[Records from a collection]
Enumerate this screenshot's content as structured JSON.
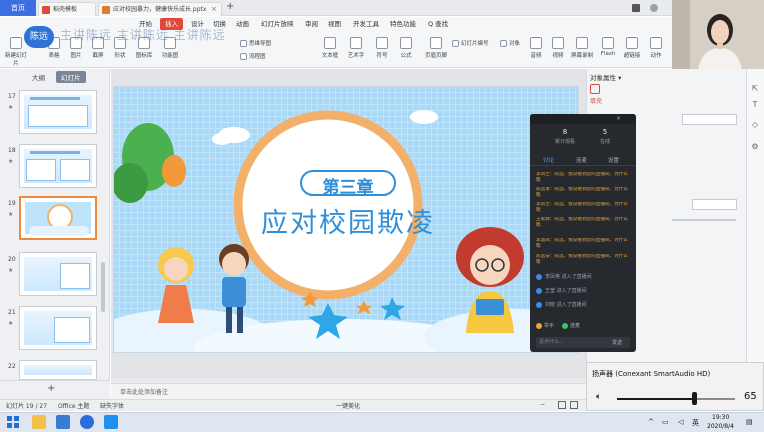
{
  "title_bar": {
    "home_tab": "首页",
    "tabs": [
      {
        "label": "稻壳模板",
        "icon_color": "#e0483a"
      },
      {
        "label": "应对校园暴力，健康快乐成长.pptx",
        "icon_color": "#e07a2f"
      }
    ],
    "new_tab_symbol": "+"
  },
  "presenter": {
    "name": "陈远",
    "watermark": "主讲陈远 主讲陈远 主讲陈远"
  },
  "ribbon": {
    "tabs": [
      "开始",
      "插入",
      "设计",
      "切换",
      "动画",
      "幻灯片放映",
      "审阅",
      "视图",
      "开发工具",
      "特色功能"
    ],
    "active_tab": "插入",
    "search_label": "Q 查找",
    "tools": [
      "新建幻灯片",
      "表格",
      "图片",
      "截屏",
      "形状",
      "图标库",
      "功能图",
      "思维导图",
      "流程图",
      "文本框",
      "艺术字",
      "符号",
      "公式",
      "页眉页脚",
      "幻灯片编号",
      "对象",
      "音频",
      "视频",
      "屏幕录制",
      "Flash",
      "超链接",
      "动作"
    ]
  },
  "left_panel": {
    "outline_tab": "大纲",
    "slides_tab": "幻灯片",
    "slides": [
      {
        "number": "17",
        "active": false
      },
      {
        "number": "18",
        "active": false
      },
      {
        "number": "19",
        "active": true
      },
      {
        "number": "20",
        "active": false
      },
      {
        "number": "21",
        "active": false
      },
      {
        "number": "22",
        "active": false
      }
    ],
    "add_symbol": "+"
  },
  "slide": {
    "chapter": "第三章",
    "title": "应对校园欺凌"
  },
  "notes": {
    "placeholder": "单击此处添加备注"
  },
  "right_panel": {
    "title": "对象属性 ▾",
    "tab": "填充"
  },
  "chat": {
    "stats": [
      {
        "value": "8",
        "label": "累计观看"
      },
      {
        "value": "5",
        "label": "在线"
      }
    ],
    "tabs": [
      "讨论",
      "连麦",
      "设置"
    ],
    "messages": [
      "李凤兰：陈远、我没看到您的直播间、为什么嗯",
      "陈远发：陈远、我没看到您的直播间、为什么嗯",
      "李凤芝：陈远、我没看到您的直播间、为什么嗯",
      "王家霖：陈远、我没看到您的直播间、为什么嗯",
      "李淑凤：陈远、我没看到您的直播间、为什么嗯",
      "陈远安：陈远、我没看到您的直播间、为什么嗯"
    ],
    "users": [
      "李凤英 进入了直播间",
      "王莹 进入了直播间",
      "刘晓 进入了直播间"
    ],
    "flags": [
      "举手",
      "连麦"
    ],
    "input_placeholder": "说点什么…",
    "send_label": "发送"
  },
  "status_bar": {
    "slide_counter": "幻灯片 19 / 27",
    "theme": "Office 主题",
    "font_missing": "缺失字体",
    "beautify": "一键美化",
    "zoom_minus": "−"
  },
  "volume": {
    "device": "扬声器 (Conexant SmartAudio HD)",
    "level": 65,
    "level_text": "65"
  },
  "taskbar": {
    "time": "19:30",
    "date": "2020/8/4",
    "ime": "英"
  },
  "colors": {
    "accent_red": "#e0483a",
    "accent_blue": "#2f73d6",
    "slide_sky": "#bde4fb",
    "chat_bg": "#26292e",
    "chat_msg": "#e7a63c"
  }
}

Instruction:
Extract every line of the data exactly; pictures stay out.

Completed exercise:
Enumerate this screenshot's content as structured JSON.
{
  "title_bar": {
    "home_tab": "首页",
    "tabs": [
      {
        "label": "稻壳模板",
        "icon_color": "#e0483a"
      },
      {
        "label": "应对校园暴力，健康快乐成长.pptx",
        "icon_color": "#e07a2f"
      }
    ],
    "new_tab_symbol": "+"
  },
  "presenter": {
    "name": "陈远",
    "watermark": "主讲陈远 主讲陈远 主讲陈远"
  },
  "ribbon": {
    "tabs": [
      "开始",
      "插入",
      "设计",
      "切换",
      "动画",
      "幻灯片放映",
      "审阅",
      "视图",
      "开发工具",
      "特色功能"
    ],
    "active_tab": "插入",
    "search_label": "Q 查找",
    "tools": [
      "新建幻灯片",
      "表格",
      "图片",
      "截屏",
      "形状",
      "图标库",
      "功能图",
      "思维导图",
      "流程图",
      "文本框",
      "艺术字",
      "符号",
      "公式",
      "页眉页脚",
      "幻灯片编号",
      "对象",
      "音频",
      "视频",
      "屏幕录制",
      "Flash",
      "超链接",
      "动作"
    ]
  },
  "left_panel": {
    "outline_tab": "大纲",
    "slides_tab": "幻灯片",
    "slides": [
      {
        "number": "17",
        "active": false
      },
      {
        "number": "18",
        "active": false
      },
      {
        "number": "19",
        "active": true
      },
      {
        "number": "20",
        "active": false
      },
      {
        "number": "21",
        "active": false
      },
      {
        "number": "22",
        "active": false
      }
    ],
    "add_symbol": "+"
  },
  "slide": {
    "chapter": "第三章",
    "title": "应对校园欺凌"
  },
  "notes": {
    "placeholder": "单击此处添加备注"
  },
  "right_panel": {
    "title": "对象属性 ▾",
    "tab": "填充"
  },
  "chat": {
    "stats": [
      {
        "value": "8",
        "label": "累计观看"
      },
      {
        "value": "5",
        "label": "在线"
      }
    ],
    "tabs": [
      "讨论",
      "连麦",
      "设置"
    ],
    "messages": [
      "李凤兰：陈远、我没看到您的直播间、为什么嗯",
      "陈远发：陈远、我没看到您的直播间、为什么嗯",
      "李凤芝：陈远、我没看到您的直播间、为什么嗯",
      "王家霖：陈远、我没看到您的直播间、为什么嗯",
      "李淑凤：陈远、我没看到您的直播间、为什么嗯",
      "陈远安：陈远、我没看到您的直播间、为什么嗯"
    ],
    "users": [
      "李凤英 进入了直播间",
      "王莹 进入了直播间",
      "刘晓 进入了直播间"
    ],
    "flags": [
      "举手",
      "连麦"
    ],
    "input_placeholder": "说点什么…",
    "send_label": "发送"
  },
  "status_bar": {
    "slide_counter": "幻灯片 19 / 27",
    "theme": "Office 主题",
    "font_missing": "缺失字体",
    "beautify": "一键美化",
    "zoom_minus": "−"
  },
  "volume": {
    "device": "扬声器 (Conexant SmartAudio HD)",
    "level": 65,
    "level_text": "65"
  },
  "taskbar": {
    "time": "19:30",
    "date": "2020/8/4",
    "ime": "英"
  },
  "colors": {
    "accent_red": "#e0483a",
    "accent_blue": "#2f73d6",
    "slide_sky": "#bde4fb",
    "chat_bg": "#26292e",
    "chat_msg": "#e7a63c"
  }
}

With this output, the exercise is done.